Below are some records: retype them all exactly, but not the pictures.

------ DATA FOR THIS EXERCISE ------

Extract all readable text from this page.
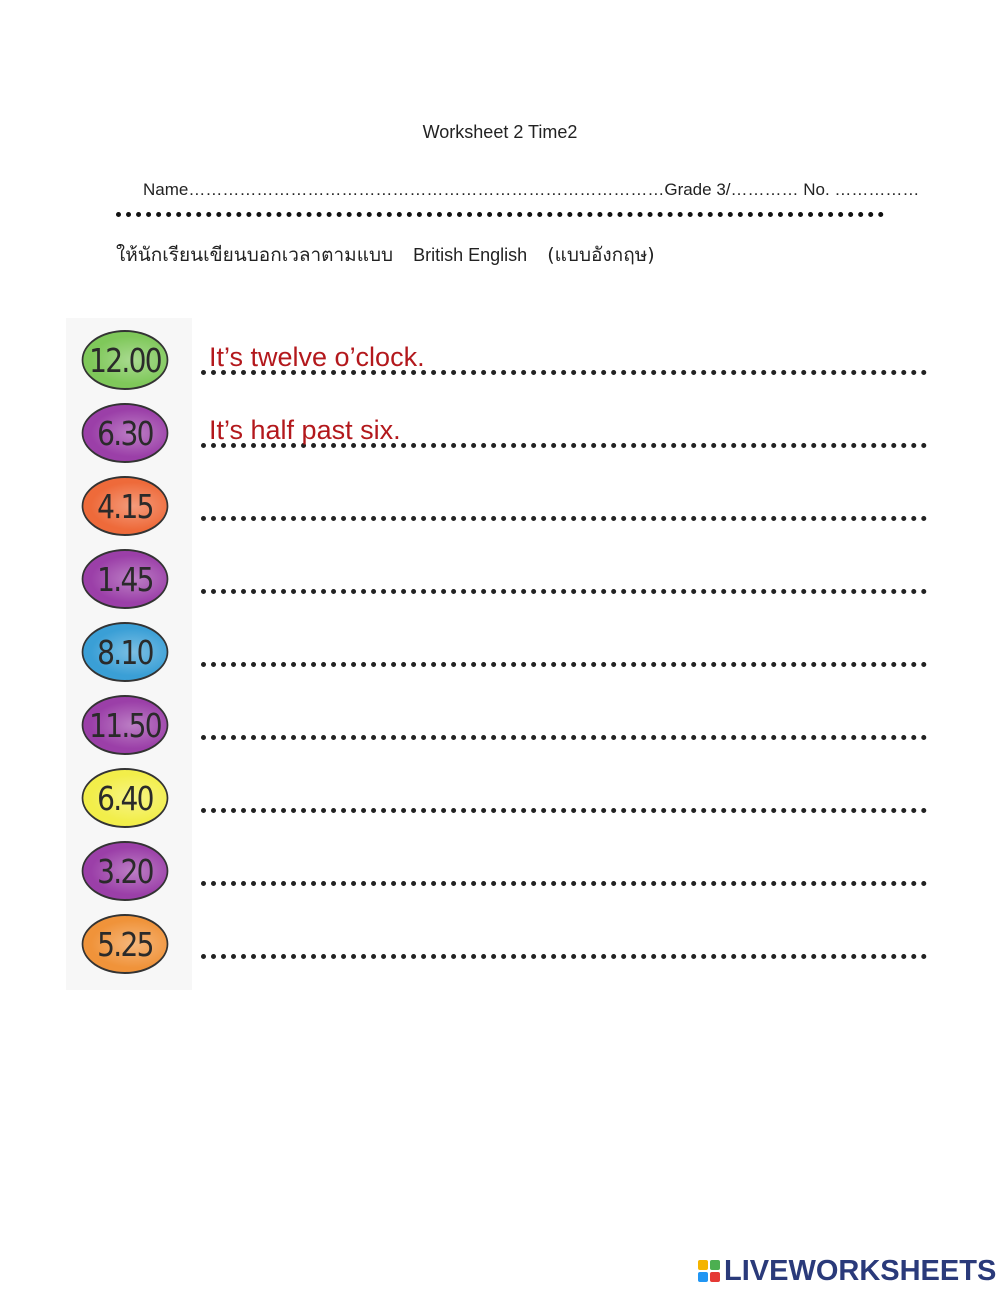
Worksheet 2 Time2
Name…………………………………………………………………………Grade 3/………… No. ……………
ให้นักเรียนเขียนบอกเวลาตามแบบ British English (แบบอังกฤษ)
12.00 It’s twelve o’clock.
6.30	It’s half past six.
4.15
1.45
8.10
11.50
6.40
3.20
5.25
LIVEWORKSHEETS
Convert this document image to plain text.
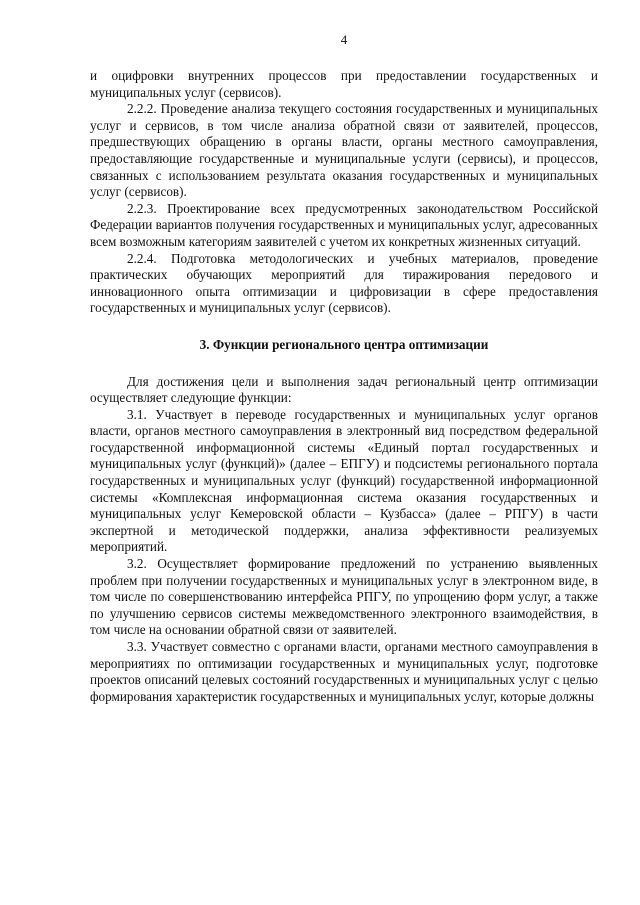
4

и оцифровки внутренних процессов при предоставлении государственных и муниципальных услуг (сервисов).

2.2.2. Проведение анализа текущего состояния государственных и муниципальных услуг и сервисов, в том числе анализа обратной связи от заявителей, процессов, предшествующих обращению в органы власти, органы местного самоуправления, предоставляющие государственные и муниципальные услуги (сервисы), и процессов, связанных с использованием результата оказания государственных и муниципальных услуг (сервисов).

2.2.3. Проектирование всех предусмотренных законодательством Российской Федерации вариантов получения государственных и муниципальных услуг, адресованных всем возможным категориям заявителей с учетом их конкретных жизненных ситуаций.

2.2.4. Подготовка методологических и учебных материалов, проведение практических обучающих мероприятий для тиражирования передового и инновационного опыта оптимизации и цифровизации в сфере предоставления государственных и муниципальных услуг (сервисов).

3. Функции регионального центра оптимизации

Для достижения цели и выполнения задач региональный центр оптимизации осуществляет следующие функции:

3.1. Участвует в переводе государственных и муниципальных услуг органов власти, органов местного самоуправления в электронный вид посредством федеральной государственной информационной системы «Единый портал государственных и муниципальных услуг (функций)» (далее – ЕПГУ) и подсистемы регионального портала государственных и муниципальных услуг (функций) государственной информационной системы «Комплексная информационная система оказания государственных и муниципальных услуг Кемеровской области – Кузбасса» (далее – РПГУ) в части экспертной и методической поддержки, анализа эффективности реализуемых мероприятий.

3.2. Осуществляет формирование предложений по устранению выявленных проблем при получении государственных и муниципальных услуг в электронном виде, в том числе по совершенствованию интерфейса РПГУ, по упрощению форм услуг, а также по улучшению сервисов системы межведомственного электронного взаимодействия, в том числе на основании обратной связи от заявителей.

3.3. Участвует совместно с органами власти, органами местного самоуправления в мероприятиях по оптимизации государственных и муниципальных услуг, подготовке проектов описаний целевых состояний государственных и муниципальных услуг с целью формирования характеристик государственных и муниципальных услуг, которые должны
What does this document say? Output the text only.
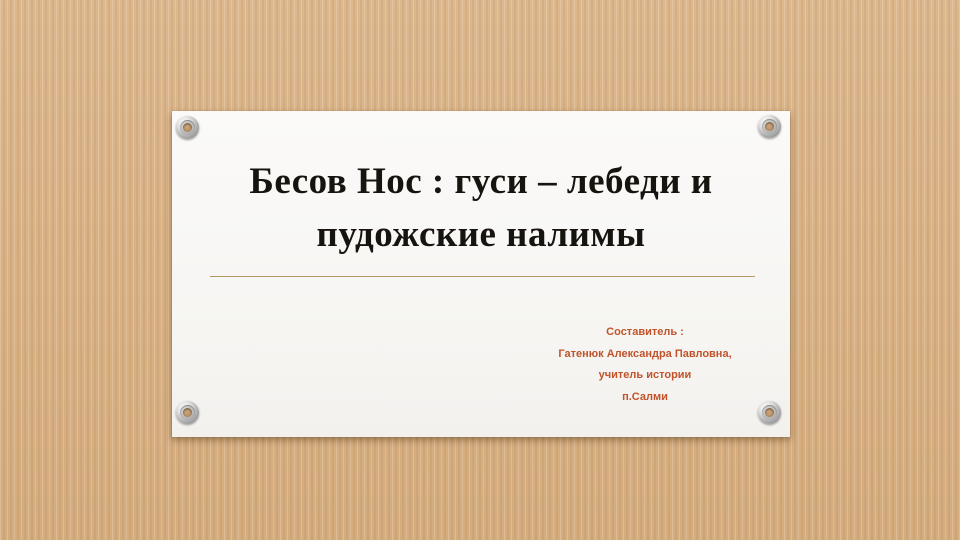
Бесов Нос : гуси – лебеди и
пудожские налимы
Составитель :
Гатенюк Александра Павловна,
учитель истории
п.Салми
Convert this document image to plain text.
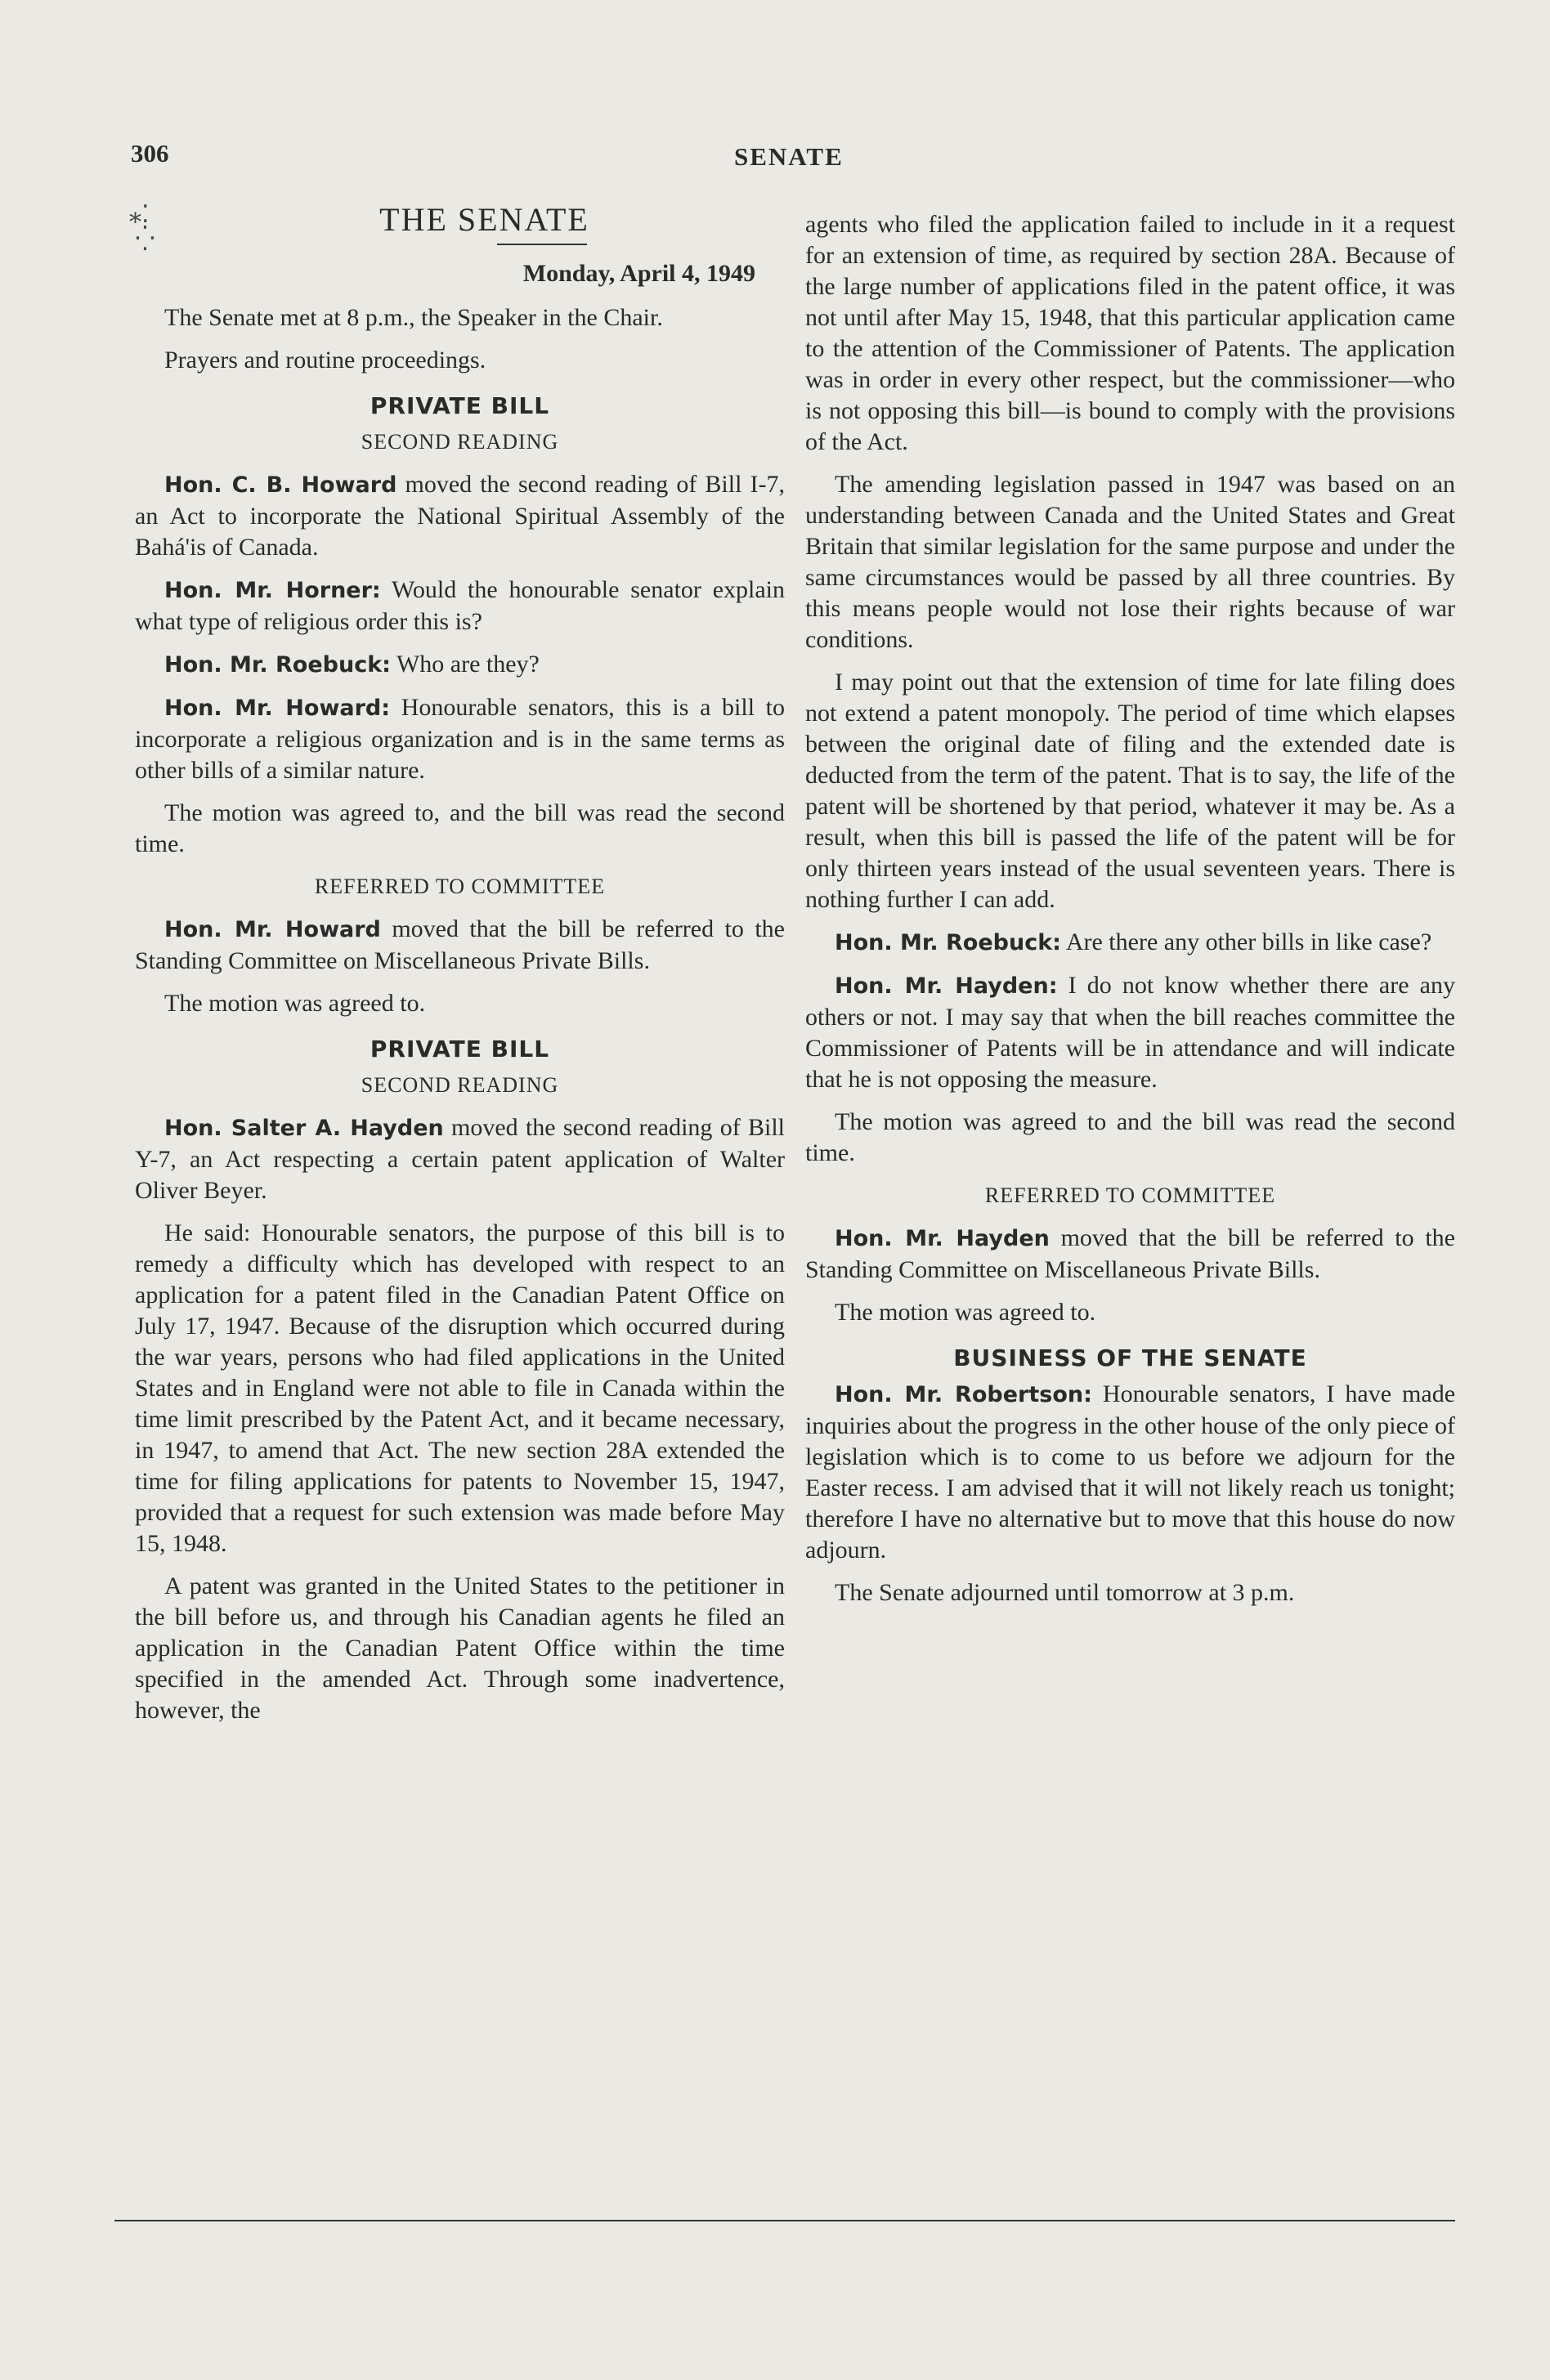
306	SENATE
⁎⁚
⁛
THE SENATE
Monday, April 4, 1949

The Senate met at 8 p.m., the Speaker in the Chair.

Prayers and routine proceedings.

PRIVATE BILL
SECOND READING

Hon. C. B. Howard moved the second reading of Bill I-7, an Act to incorporate the National Spiritual Assembly of the Bahá'is of Canada.

Hon. Mr. Horner: Would the honourable senator explain what type of religious order this is?

Hon. Mr. Roebuck: Who are they?

Hon. Mr. Howard: Honourable senators, this is a bill to incorporate a religious organization and is in the same terms as other bills of a similar nature.

The motion was agreed to, and the bill was read the second time.

REFERRED TO COMMITTEE

Hon. Mr. Howard moved that the bill be referred to the Standing Committee on Miscellaneous Private Bills.

The motion was agreed to.

PRIVATE BILL
SECOND READING

Hon. Salter A. Hayden moved the second reading of Bill Y-7, an Act respecting a certain patent application of Walter Oliver Beyer.

He said: Honourable senators, the purpose of this bill is to remedy a difficulty which has developed with respect to an application for a patent filed in the Canadian Patent Office on July 17, 1947. Because of the disruption which occurred during the war years, persons who had filed applications in the United States and in England were not able to file in Canada within the time limit prescribed by the Patent Act, and it became necessary, in 1947, to amend that Act. The new section 28A extended the time for filing applications for patents to November 15, 1947, provided that a request for such extension was made before May 15, 1948.

A patent was granted in the United States to the petitioner in the bill before us, and through his Canadian agents he filed an application in the Canadian Patent Office within the time specified in the amended Act. Through some inadvertence, however, the

agents who filed the application failed to include in it a request for an extension of time, as required by section 28A. Because of the large number of applications filed in the patent office, it was not until after May 15, 1948, that this particular application came to the attention of the Commissioner of Patents. The application was in order in every other respect, but the commissioner—who is not opposing this bill—is bound to comply with the provisions of the Act.

The amending legislation passed in 1947 was based on an understanding between Canada and the United States and Great Britain that similar legislation for the same purpose and under the same circumstances would be passed by all three countries. By this means people would not lose their rights because of war conditions.

I may point out that the extension of time for late filing does not extend a patent monopoly. The period of time which elapses between the original date of filing and the extended date is deducted from the term of the patent. That is to say, the life of the patent will be shortened by that period, whatever it may be. As a result, when this bill is passed the life of the patent will be for only thirteen years instead of the usual seventeen years. There is nothing further I can add.

Hon. Mr. Roebuck: Are there any other bills in like case?

Hon. Mr. Hayden: I do not know whether there are any others or not. I may say that when the bill reaches committee the Commissioner of Patents will be in attendance and will indicate that he is not opposing the measure.

The motion was agreed to and the bill was read the second time.

REFERRED TO COMMITTEE

Hon. Mr. Hayden moved that the bill be referred to the Standing Committee on Miscellaneous Private Bills.

The motion was agreed to.

BUSINESS OF THE SENATE

Hon. Mr. Robertson: Honourable senators, I have made inquiries about the progress in the other house of the only piece of legislation which is to come to us before we adjourn for the Easter recess. I am advised that it will not likely reach us tonight; therefore I have no alternative but to move that this house do now adjourn.

The Senate adjourned until tomorrow at 3 p.m.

------

# RESPONSE TO THE EXERCISE
Extract all readable text from this page.
Worksheet 2 Time2
Name…………………………………………………………………………Grade 3/………… No. ……………
ให้นักเรียนเขียนบอกเวลาตามแบบ British English (แบบอังกฤษ)
12.00 It’s twelve o’clock.
6.30	It’s half past six.
4.15
1.45
8.10
11.50
6.40
3.20
5.25
LIVEWORKSHEETS
Convert this document image to plain text.
4

и оцифровки внутренних процессов при предоставлении государственных и муниципальных услуг (сервисов).

2.2.2. Проведение анализа текущего состояния государственных и муниципальных услуг и сервисов, в том числе анализа обратной связи от заявителей, процессов, предшествующих обращению в органы власти, органы местного самоуправления, предоставляющие государственные и муниципальные услуги (сервисы), и процессов, связанных с использованием результата оказания государственных и муниципальных услуг (сервисов).

2.2.3. Проектирование всех предусмотренных законодательством Российской Федерации вариантов получения государственных и муниципальных услуг, адресованных всем возможным категориям заявителей с учетом их конкретных жизненных ситуаций.

2.2.4. Подготовка методологических и учебных материалов, проведение практических обучающих мероприятий для тиражирования передового и инновационного опыта оптимизации и цифровизации в сфере предоставления государственных и муниципальных услуг (сервисов).

3. Функции регионального центра оптимизации

Для достижения цели и выполнения задач региональный центр оптимизации осуществляет следующие функции:

3.1. Участвует в переводе государственных и муниципальных услуг органов власти, органов местного самоуправления в электронный вид посредством федеральной государственной информационной системы «Единый портал государственных и муниципальных услуг (функций)» (далее – ЕПГУ) и подсистемы регионального портала государственных и муниципальных услуг (функций) государственной информационной системы «Комплексная информационная система оказания государственных и муниципальных услуг Кемеровской области – Кузбасса» (далее – РПГУ) в части экспертной и методической поддержки, анализа эффективности реализуемых мероприятий.

3.2. Осуществляет формирование предложений по устранению выявленных проблем при получении государственных и муниципальных услуг в электронном виде, в том числе по совершенствованию интерфейса РПГУ, по упрощению форм услуг, а также по улучшению сервисов системы межведомственного электронного взаимодействия, в том числе на основании обратной связи от заявителей.

3.3. Участвует совместно с органами власти, органами местного самоуправления в мероприятиях по оптимизации государственных и муниципальных услуг, подготовке проектов описаний целевых состояний государственных и муниципальных услуг с целью формирования характеристик государственных и муниципальных услуг, которые должны
What does this document say? Output the text only.
Бесов Нос : гуси – лебеди и
пудожские налимы
Составитель :
Гатенюк Александра Павловна,
учитель истории
п.Салми
Convert this document image to plain text.
306	SENATE
⁎⁚
⁛
THE SENATE
Monday, April 4, 1949

The Senate met at 8 p.m., the Speaker in the Chair.

Prayers and routine proceedings.

PRIVATE BILL
SECOND READING

Hon. C. B. Howard moved the second reading of Bill I-7, an Act to incorporate the National Spiritual Assembly of the Bahá'is of Canada.

Hon. Mr. Horner: Would the honourable senator explain what type of religious order this is?

Hon. Mr. Roebuck: Who are they?

Hon. Mr. Howard: Honourable senators, this is a bill to incorporate a religious organization and is in the same terms as other bills of a similar nature.

The motion was agreed to, and the bill was read the second time.

REFERRED TO COMMITTEE

Hon. Mr. Howard moved that the bill be referred to the Standing Committee on Miscellaneous Private Bills.

The motion was agreed to.

PRIVATE BILL
SECOND READING

Hon. Salter A. Hayden moved the second reading of Bill Y-7, an Act respecting a certain patent application of Walter Oliver Beyer.

He said: Honourable senators, the purpose of this bill is to remedy a difficulty which has developed with respect to an application for a patent filed in the Canadian Patent Office on July 17, 1947. Because of the disruption which occurred during the war years, persons who had filed applications in the United States and in England were not able to file in Canada within the time limit prescribed by the Patent Act, and it became necessary, in 1947, to amend that Act. The new section 28A extended the time for filing applications for patents to November 15, 1947, provided that a request for such extension was made before May 15, 1948.

A patent was granted in the United States to the petitioner in the bill before us, and through his Canadian agents he filed an application in the Canadian Patent Office within the time specified in the amended Act. Through some inadvertence, however, the

agents who filed the application failed to include in it a request for an extension of time, as required by section 28A. Because of the large number of applications filed in the patent office, it was not until after May 15, 1948, that this particular application came to the attention of the Commissioner of Patents. The application was in order in every other respect, but the commissioner—who is not opposing this bill—is bound to comply with the provisions of the Act.

The amending legislation passed in 1947 was based on an understanding between Canada and the United States and Great Britain that similar legislation for the same purpose and under the same circumstances would be passed by all three countries. By this means people would not lose their rights because of war conditions.

I may point out that the extension of time for late filing does not extend a patent monopoly. The period of time which elapses between the original date of filing and the extended date is deducted from the term of the patent. That is to say, the life of the patent will be shortened by that period, whatever it may be. As a result, when this bill is passed the life of the patent will be for only thirteen years instead of the usual seventeen years. There is nothing further I can add.

Hon. Mr. Roebuck: Are there any other bills in like case?

Hon. Mr. Hayden: I do not know whether there are any others or not. I may say that when the bill reaches committee the Commissioner of Patents will be in attendance and will indicate that he is not opposing the measure.

The motion was agreed to and the bill was read the second time.

REFERRED TO COMMITTEE

Hon. Mr. Hayden moved that the bill be referred to the Standing Committee on Miscellaneous Private Bills.

The motion was agreed to.

BUSINESS OF THE SENATE

Hon. Mr. Robertson: Honourable senators, I have made inquiries about the progress in the other house of the only piece of legislation which is to come to us before we adjourn for the Easter recess. I am advised that it will not likely reach us tonight; therefore I have no alternative but to move that this house do now adjourn.

The Senate adjourned until tomorrow at 3 p.m.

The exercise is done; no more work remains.